WHAT TO PRODUCE:
Which lines contain the word "gmail"? Return each of them as written.

DATA SUPPLIED:
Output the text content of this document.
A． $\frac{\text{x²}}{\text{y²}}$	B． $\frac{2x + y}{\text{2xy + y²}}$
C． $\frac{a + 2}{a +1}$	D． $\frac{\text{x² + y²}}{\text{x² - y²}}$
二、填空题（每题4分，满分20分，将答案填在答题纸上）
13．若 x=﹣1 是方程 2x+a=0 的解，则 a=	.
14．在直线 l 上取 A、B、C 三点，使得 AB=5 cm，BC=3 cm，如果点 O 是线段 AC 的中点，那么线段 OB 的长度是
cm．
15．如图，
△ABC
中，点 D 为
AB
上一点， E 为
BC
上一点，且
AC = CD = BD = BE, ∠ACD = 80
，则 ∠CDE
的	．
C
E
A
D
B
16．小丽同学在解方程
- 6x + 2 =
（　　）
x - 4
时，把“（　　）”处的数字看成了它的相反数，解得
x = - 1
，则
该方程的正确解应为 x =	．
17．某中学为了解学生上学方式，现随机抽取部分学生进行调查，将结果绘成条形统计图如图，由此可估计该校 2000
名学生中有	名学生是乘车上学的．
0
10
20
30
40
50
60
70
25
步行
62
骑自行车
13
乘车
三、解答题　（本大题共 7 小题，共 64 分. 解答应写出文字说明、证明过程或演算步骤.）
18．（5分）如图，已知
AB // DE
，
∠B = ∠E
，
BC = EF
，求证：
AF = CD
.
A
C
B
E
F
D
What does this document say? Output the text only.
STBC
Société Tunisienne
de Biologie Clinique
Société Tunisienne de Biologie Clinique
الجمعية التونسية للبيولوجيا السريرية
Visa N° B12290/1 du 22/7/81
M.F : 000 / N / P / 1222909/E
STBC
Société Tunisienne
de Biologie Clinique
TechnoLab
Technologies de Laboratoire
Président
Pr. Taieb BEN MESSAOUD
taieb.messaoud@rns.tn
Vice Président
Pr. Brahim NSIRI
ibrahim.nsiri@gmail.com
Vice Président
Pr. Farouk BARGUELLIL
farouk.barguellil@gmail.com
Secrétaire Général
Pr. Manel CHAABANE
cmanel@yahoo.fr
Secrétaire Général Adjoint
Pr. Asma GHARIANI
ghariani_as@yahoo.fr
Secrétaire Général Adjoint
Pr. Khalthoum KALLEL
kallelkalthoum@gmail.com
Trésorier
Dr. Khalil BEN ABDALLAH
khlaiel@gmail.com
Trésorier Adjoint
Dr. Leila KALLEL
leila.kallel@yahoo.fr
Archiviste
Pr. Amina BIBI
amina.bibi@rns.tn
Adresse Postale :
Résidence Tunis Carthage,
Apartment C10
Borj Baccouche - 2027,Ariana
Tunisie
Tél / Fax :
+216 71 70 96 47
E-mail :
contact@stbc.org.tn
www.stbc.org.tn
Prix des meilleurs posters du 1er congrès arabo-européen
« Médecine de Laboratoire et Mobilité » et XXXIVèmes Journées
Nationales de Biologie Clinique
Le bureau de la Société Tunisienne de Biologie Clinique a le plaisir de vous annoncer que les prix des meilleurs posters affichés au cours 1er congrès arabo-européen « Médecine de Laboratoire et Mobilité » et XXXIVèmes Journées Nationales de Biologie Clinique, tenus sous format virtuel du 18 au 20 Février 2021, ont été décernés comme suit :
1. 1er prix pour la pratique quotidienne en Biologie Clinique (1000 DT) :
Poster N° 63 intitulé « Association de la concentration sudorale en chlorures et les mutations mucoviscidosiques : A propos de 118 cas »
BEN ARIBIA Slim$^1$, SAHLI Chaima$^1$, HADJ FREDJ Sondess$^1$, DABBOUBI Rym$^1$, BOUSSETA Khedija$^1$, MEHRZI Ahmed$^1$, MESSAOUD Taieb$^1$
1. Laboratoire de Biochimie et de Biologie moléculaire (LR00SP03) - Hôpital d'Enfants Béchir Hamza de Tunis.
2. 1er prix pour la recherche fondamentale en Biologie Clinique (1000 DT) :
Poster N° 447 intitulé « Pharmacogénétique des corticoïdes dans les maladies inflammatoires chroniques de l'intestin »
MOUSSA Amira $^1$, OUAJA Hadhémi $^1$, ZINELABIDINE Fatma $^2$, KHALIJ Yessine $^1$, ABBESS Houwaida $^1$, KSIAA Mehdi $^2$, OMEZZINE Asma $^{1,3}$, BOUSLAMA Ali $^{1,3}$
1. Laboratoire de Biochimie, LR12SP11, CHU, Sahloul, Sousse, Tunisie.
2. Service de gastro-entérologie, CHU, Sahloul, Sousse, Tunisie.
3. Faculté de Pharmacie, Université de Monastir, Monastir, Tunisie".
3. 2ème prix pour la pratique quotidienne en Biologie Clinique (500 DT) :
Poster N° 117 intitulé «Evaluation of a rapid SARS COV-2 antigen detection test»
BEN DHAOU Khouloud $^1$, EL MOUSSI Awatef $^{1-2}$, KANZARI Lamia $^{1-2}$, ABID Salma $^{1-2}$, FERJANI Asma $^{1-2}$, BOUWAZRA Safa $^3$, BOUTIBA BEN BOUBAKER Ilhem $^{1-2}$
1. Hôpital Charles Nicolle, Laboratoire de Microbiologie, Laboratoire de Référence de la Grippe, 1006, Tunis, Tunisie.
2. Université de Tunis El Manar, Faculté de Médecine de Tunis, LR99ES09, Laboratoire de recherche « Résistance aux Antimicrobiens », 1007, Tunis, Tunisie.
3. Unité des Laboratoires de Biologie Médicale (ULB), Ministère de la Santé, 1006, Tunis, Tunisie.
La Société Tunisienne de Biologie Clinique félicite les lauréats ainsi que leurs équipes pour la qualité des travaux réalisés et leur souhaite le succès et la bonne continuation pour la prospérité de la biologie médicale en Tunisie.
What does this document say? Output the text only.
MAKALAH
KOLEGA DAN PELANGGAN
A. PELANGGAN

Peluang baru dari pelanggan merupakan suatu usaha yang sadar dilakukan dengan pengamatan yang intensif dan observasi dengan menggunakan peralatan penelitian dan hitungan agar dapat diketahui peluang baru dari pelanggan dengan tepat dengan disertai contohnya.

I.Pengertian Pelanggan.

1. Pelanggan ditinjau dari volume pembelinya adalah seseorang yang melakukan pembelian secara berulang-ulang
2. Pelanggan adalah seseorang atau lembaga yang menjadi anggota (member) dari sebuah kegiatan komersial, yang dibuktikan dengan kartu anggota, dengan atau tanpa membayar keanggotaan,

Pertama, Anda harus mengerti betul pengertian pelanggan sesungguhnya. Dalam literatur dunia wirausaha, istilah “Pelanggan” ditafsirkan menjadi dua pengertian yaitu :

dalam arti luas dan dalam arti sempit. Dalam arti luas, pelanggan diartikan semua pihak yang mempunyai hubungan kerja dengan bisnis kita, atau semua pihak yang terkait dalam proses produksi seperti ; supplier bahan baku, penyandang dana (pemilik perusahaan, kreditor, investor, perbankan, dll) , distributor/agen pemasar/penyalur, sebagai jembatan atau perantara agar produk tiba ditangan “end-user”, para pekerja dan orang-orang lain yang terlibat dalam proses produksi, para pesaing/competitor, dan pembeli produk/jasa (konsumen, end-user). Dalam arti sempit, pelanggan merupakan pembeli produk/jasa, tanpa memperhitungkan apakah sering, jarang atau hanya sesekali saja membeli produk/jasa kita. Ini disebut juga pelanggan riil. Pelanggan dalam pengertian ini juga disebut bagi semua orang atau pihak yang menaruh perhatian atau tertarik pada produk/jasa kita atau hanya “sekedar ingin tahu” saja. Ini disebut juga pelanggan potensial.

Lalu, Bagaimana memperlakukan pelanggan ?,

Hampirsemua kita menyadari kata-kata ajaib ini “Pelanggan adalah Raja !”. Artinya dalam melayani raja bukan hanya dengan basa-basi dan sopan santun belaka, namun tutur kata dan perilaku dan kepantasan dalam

ANSWER TO THIS TASK:
ibrahim.nsiri@gmail.com
farouk.barguellil@gmail.com
kallelkalthoum@gmail.com
khlaiel@gmail.com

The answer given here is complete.